▸ Data for processing
************

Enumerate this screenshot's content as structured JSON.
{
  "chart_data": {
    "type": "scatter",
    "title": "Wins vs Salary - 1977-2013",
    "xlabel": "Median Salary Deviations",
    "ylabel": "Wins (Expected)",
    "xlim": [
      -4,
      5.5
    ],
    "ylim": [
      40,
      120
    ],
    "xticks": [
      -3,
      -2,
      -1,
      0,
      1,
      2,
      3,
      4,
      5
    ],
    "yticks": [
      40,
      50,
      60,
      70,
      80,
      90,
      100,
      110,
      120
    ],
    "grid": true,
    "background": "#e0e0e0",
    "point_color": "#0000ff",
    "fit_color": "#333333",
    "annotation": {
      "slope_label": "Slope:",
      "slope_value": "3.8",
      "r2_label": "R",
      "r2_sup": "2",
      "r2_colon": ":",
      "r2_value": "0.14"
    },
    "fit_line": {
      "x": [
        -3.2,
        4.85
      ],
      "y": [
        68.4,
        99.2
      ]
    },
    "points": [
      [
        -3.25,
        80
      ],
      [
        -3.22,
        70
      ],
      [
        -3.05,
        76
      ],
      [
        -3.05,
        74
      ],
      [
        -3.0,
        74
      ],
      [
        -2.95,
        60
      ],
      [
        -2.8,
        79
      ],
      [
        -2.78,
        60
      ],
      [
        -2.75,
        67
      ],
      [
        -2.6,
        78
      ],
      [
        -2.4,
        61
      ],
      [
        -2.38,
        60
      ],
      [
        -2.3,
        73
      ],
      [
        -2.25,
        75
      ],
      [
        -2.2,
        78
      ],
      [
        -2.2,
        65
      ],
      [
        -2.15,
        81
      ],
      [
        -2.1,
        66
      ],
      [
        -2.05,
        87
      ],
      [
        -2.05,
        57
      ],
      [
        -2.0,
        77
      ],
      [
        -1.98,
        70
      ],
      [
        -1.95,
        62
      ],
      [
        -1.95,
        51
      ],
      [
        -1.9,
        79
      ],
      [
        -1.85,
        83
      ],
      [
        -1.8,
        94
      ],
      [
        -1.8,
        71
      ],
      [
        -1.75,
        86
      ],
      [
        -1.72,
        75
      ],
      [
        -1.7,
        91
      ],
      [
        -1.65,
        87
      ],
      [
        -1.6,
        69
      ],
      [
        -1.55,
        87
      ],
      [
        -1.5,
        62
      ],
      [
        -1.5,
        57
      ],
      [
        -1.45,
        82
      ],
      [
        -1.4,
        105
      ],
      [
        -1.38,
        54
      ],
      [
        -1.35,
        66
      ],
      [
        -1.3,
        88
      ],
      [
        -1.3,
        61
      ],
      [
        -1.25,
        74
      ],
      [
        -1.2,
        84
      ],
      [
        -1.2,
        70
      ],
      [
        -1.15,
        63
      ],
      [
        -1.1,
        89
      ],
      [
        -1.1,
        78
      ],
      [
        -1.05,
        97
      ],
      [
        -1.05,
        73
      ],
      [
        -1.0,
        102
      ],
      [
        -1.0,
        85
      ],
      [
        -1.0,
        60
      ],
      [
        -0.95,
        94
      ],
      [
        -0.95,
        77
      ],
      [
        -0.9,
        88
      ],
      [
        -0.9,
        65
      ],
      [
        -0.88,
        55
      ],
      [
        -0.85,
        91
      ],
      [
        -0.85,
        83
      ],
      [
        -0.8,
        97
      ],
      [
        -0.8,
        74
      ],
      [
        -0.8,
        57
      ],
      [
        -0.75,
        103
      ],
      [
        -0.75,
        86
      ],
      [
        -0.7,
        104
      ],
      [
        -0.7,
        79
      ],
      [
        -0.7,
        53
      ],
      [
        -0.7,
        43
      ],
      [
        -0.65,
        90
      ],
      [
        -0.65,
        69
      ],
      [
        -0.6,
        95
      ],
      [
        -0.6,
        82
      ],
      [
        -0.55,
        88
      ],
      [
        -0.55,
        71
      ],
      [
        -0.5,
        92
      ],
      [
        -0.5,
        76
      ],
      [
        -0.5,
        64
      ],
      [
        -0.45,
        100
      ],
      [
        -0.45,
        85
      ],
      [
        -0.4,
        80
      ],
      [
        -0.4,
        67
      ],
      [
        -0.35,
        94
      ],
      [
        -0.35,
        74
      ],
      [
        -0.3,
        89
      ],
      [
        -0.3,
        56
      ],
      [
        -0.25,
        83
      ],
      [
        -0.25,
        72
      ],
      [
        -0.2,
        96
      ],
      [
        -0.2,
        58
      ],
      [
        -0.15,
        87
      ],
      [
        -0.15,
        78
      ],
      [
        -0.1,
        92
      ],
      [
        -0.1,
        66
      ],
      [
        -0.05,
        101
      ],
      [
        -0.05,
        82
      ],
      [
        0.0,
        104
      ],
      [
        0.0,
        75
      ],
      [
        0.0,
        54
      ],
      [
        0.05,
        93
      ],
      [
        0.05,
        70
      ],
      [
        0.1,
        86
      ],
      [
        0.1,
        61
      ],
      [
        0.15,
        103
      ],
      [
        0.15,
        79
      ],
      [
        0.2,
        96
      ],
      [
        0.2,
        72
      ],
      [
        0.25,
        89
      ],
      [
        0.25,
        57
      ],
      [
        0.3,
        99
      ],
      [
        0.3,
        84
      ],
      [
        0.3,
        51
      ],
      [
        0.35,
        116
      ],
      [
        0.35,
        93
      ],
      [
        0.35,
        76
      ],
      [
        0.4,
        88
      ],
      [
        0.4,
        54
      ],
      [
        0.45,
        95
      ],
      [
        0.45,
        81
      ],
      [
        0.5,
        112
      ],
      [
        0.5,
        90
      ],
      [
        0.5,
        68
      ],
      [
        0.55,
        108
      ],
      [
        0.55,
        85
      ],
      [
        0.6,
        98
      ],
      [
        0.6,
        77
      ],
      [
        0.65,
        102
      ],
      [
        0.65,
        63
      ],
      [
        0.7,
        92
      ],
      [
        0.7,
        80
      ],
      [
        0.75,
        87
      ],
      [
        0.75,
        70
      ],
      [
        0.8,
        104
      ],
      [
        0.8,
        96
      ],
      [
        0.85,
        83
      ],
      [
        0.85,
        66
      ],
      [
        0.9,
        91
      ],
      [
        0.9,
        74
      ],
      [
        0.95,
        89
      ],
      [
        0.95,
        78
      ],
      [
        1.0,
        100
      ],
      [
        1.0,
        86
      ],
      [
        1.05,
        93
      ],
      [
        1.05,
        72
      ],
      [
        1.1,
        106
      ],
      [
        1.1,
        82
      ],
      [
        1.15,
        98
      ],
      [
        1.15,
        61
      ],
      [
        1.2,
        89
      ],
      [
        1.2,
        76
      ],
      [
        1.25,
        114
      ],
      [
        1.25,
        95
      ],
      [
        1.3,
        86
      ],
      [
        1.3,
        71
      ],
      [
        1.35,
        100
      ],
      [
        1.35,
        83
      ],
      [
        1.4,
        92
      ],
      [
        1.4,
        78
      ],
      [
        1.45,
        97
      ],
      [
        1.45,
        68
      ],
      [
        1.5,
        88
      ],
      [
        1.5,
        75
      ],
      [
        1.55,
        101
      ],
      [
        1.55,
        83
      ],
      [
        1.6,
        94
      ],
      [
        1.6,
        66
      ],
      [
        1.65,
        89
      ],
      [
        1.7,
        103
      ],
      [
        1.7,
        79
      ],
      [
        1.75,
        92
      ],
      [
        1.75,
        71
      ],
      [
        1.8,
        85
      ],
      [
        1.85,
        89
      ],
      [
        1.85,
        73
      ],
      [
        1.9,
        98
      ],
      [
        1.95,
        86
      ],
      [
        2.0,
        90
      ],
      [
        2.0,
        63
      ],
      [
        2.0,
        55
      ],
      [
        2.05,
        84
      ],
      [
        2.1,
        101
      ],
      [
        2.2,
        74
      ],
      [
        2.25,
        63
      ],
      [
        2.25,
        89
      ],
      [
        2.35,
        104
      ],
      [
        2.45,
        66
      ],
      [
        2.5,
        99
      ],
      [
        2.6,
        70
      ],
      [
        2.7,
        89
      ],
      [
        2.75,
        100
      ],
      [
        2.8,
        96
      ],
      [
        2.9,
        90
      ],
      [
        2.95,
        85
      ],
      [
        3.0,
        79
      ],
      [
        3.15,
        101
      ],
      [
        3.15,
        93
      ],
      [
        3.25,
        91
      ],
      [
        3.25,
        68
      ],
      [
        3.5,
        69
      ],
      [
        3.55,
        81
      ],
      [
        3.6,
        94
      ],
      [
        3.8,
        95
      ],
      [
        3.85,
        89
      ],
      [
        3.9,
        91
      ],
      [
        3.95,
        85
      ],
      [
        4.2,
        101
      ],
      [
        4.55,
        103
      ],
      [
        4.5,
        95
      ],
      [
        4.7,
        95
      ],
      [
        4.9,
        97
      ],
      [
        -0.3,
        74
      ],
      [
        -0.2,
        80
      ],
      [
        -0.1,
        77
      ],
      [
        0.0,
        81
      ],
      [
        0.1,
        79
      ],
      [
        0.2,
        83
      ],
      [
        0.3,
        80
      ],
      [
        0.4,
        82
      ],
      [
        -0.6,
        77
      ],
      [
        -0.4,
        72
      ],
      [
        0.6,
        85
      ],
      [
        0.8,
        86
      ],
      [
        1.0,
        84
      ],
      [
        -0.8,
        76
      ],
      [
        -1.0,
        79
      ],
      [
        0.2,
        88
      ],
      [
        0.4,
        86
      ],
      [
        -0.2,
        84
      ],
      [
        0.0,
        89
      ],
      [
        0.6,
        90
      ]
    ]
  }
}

************

▸ Task statement
Return every line containing "Wins".

▸ Exercise response
    "title": "Wins vs Salary - 1977-2013",
    "ylabel": "Wins (Expected)",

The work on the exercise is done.